● SET EXERCISE: In the listing below, locate the lines that hold the string "создания". Copy those lines.

● DATA IN THIS EXERCISE:

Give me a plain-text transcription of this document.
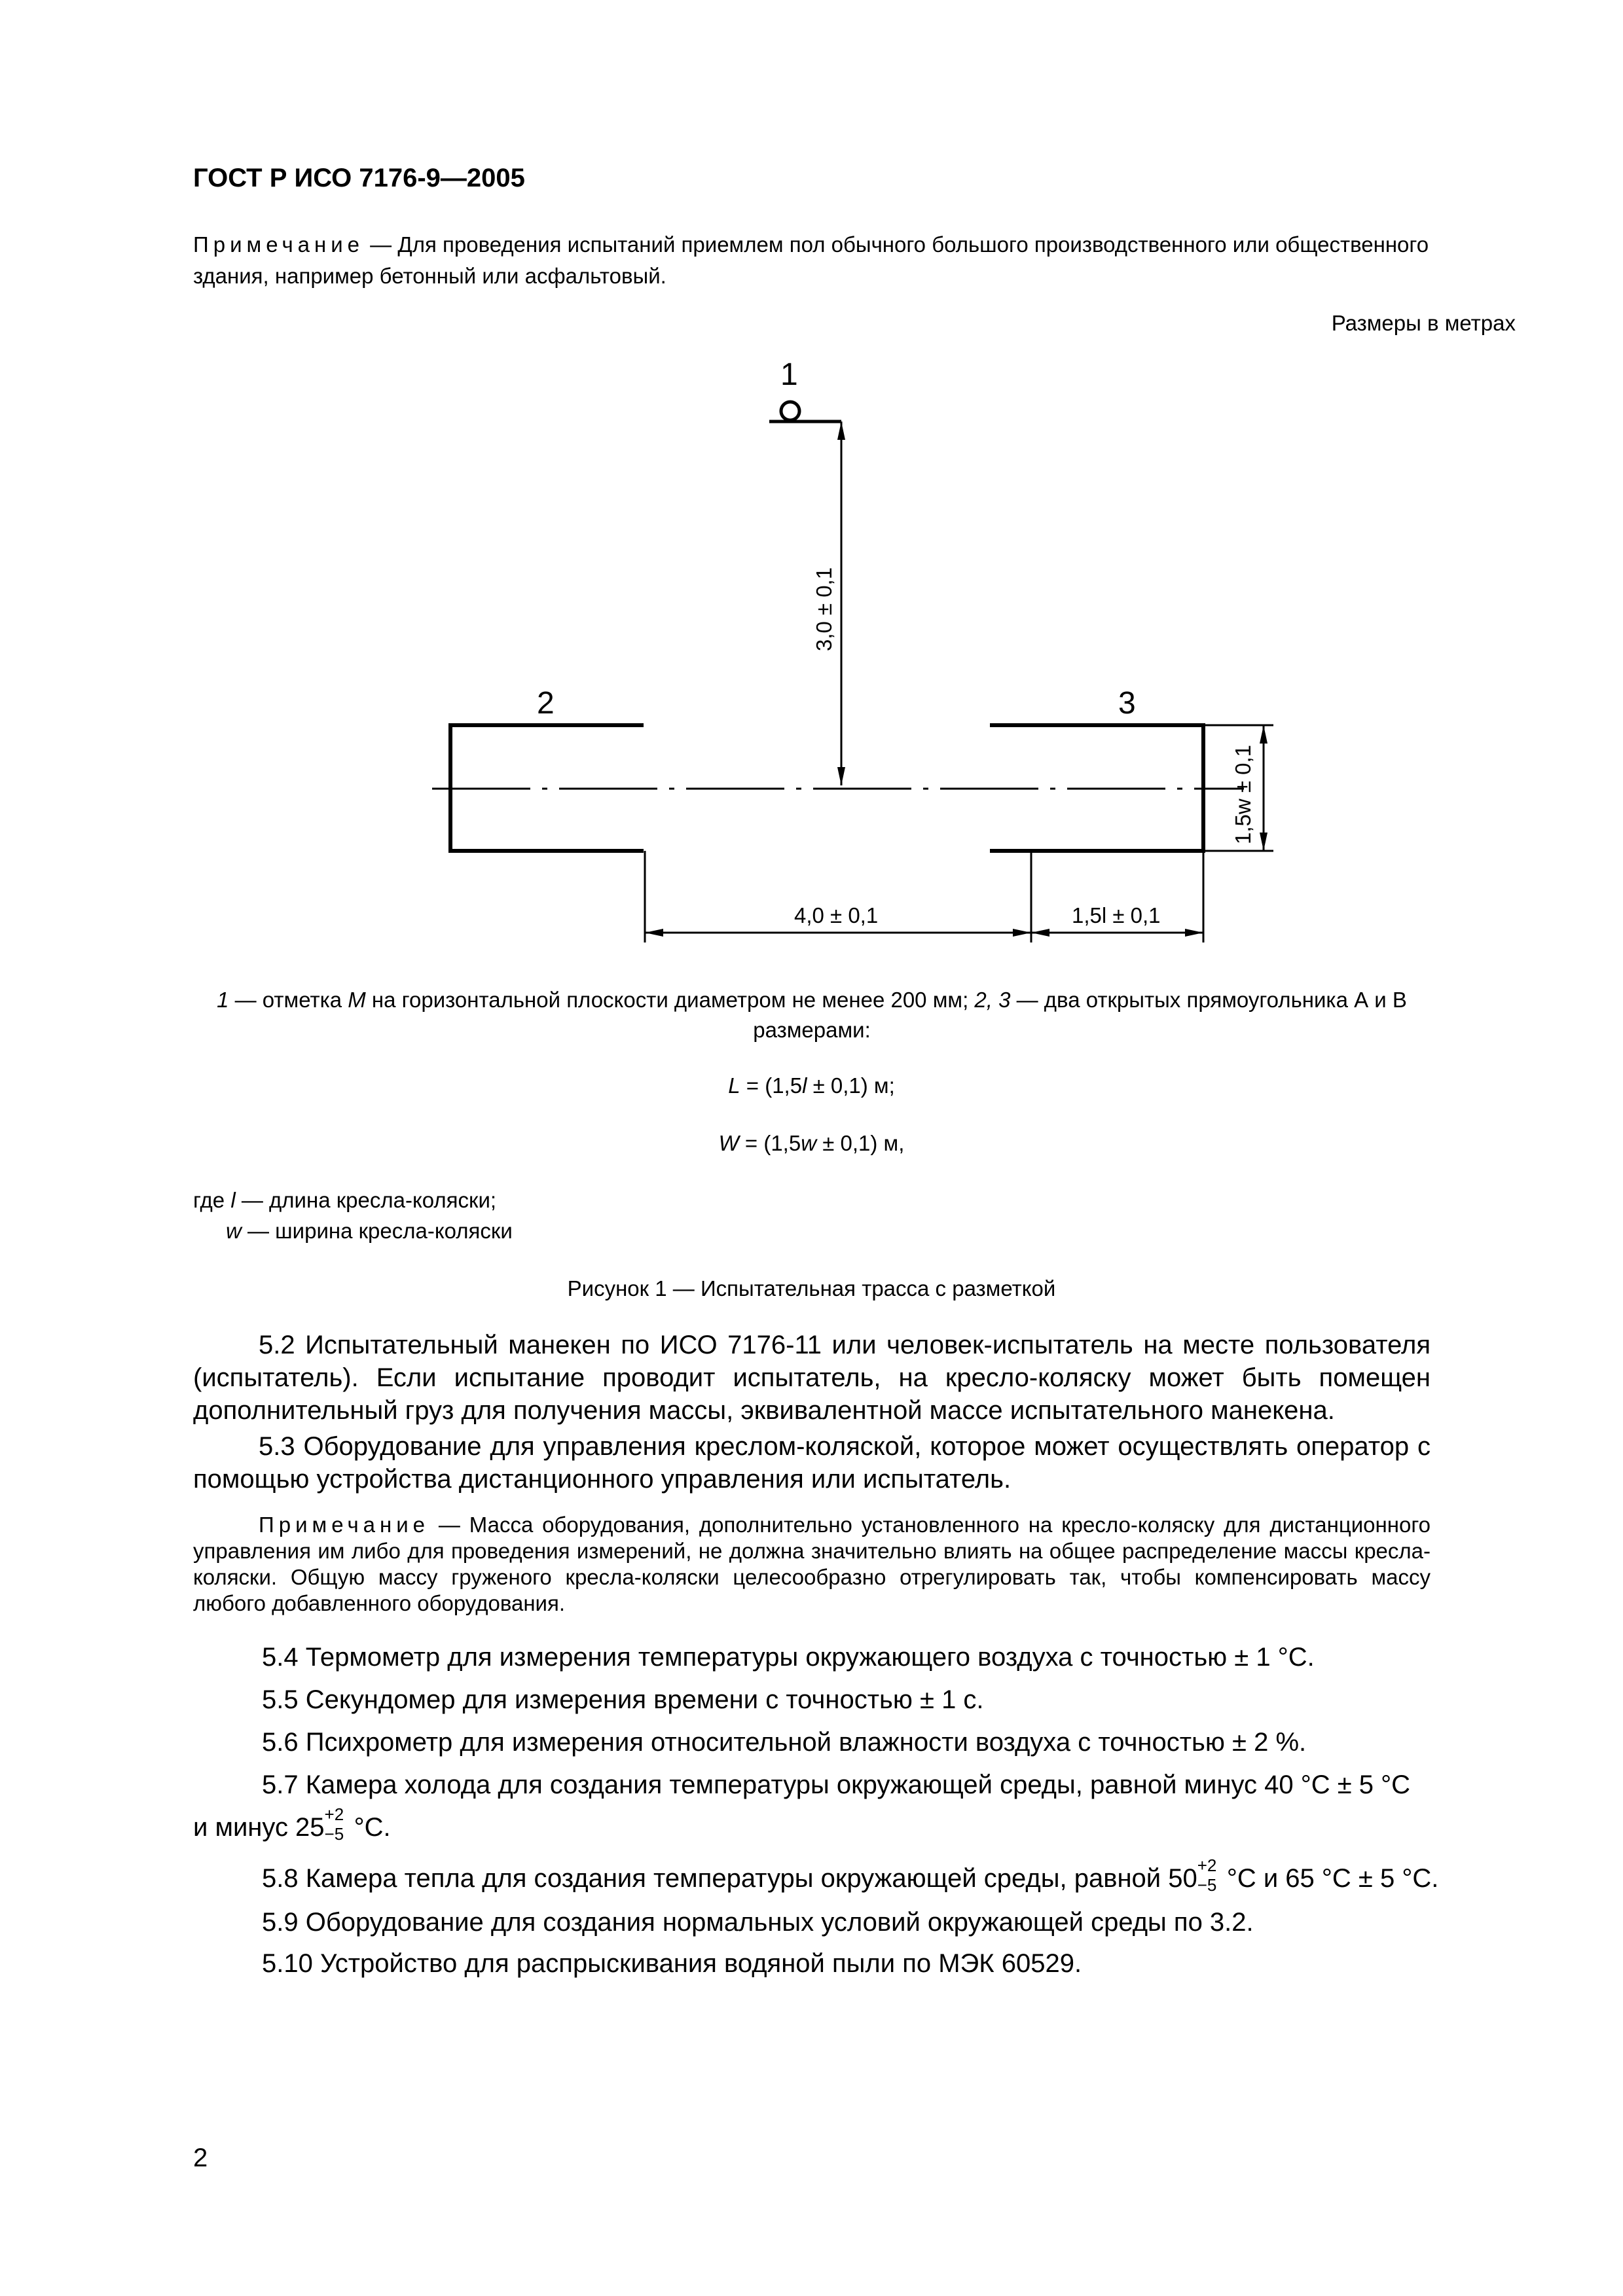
ГОСТ Р ИСО 7176-9—2005
Примечание — Для проведения испытаний приемлем пол обычного большого производственного или общественного здания, например бетонный или асфальтовый.
Размеры в метрах
1
2	3
3,0 ± 0,1
1,5w ± 0,1
4,0 ± 0,1	1,5l ± 0,1
1 — отметка M на горизонтальной плоскости диаметром не менее 200 мм; 2, 3 — два открытых прямоугольника А и В размерами:
L = (1,5l ± 0,1) м;
W = (1,5w ± 0,1) м,
где l — длина кресла-коляски;
w — ширина кресла-коляски
Рисунок 1 — Испытательная трасса с разметкой
5.2 Испытательный манекен по ИСО 7176-11 или человек-испытатель на месте пользователя (испытатель). Если испытание проводит испытатель, на кресло-коляску может быть помещен дополнительный груз для получения массы, эквивалентной массе испытательного манекена.
5.3 Оборудование для управления креслом-коляской, которое может осуществлять оператор с помощью устройства дистанционного управления или испытатель.
Примечание — Масса оборудования, дополнительно установленного на кресло-коляску для дистанционного управления им либо для проведения измерений, не должна значительно влиять на общее распределение массы кресла-коляски. Общую массу груженого кресла-коляски целесообразно отрегулировать так, чтобы компенсировать массу любого добавленного оборудования.
5.4 Термометр для измерения температуры окружающего воздуха с точностью ± 1 °С.
5.5 Секундомер для измерения времени с точностью ± 1 с.
5.6 Психрометр для измерения относительной влажности воздуха с точностью ± 2 %.
5.7 Камера холода для создания температуры окружающей среды, равной минус 40 °С ± 5 °С
и минус 25 +2
−5 °С.
5.8 Камера тепла для создания температуры окружающей среды, равной 50 +2
−5 °С и 65 °С ± 5 °С.
5.9 Оборудование для создания нормальных условий окружающей среды по 3.2.
5.10 Устройство для распрыскивания водяной пыли по МЭК 60529.
2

● RESPONSE TO THE TASK:
5.7 Камера холода для создания температуры окружающей среды, равной минус 40 °С ± 5 °С
5.8 Камера тепла для создания температуры окружающей среды, равной 50 +2
5.9 Оборудование для создания нормальных условий окружающей среды по 3.2.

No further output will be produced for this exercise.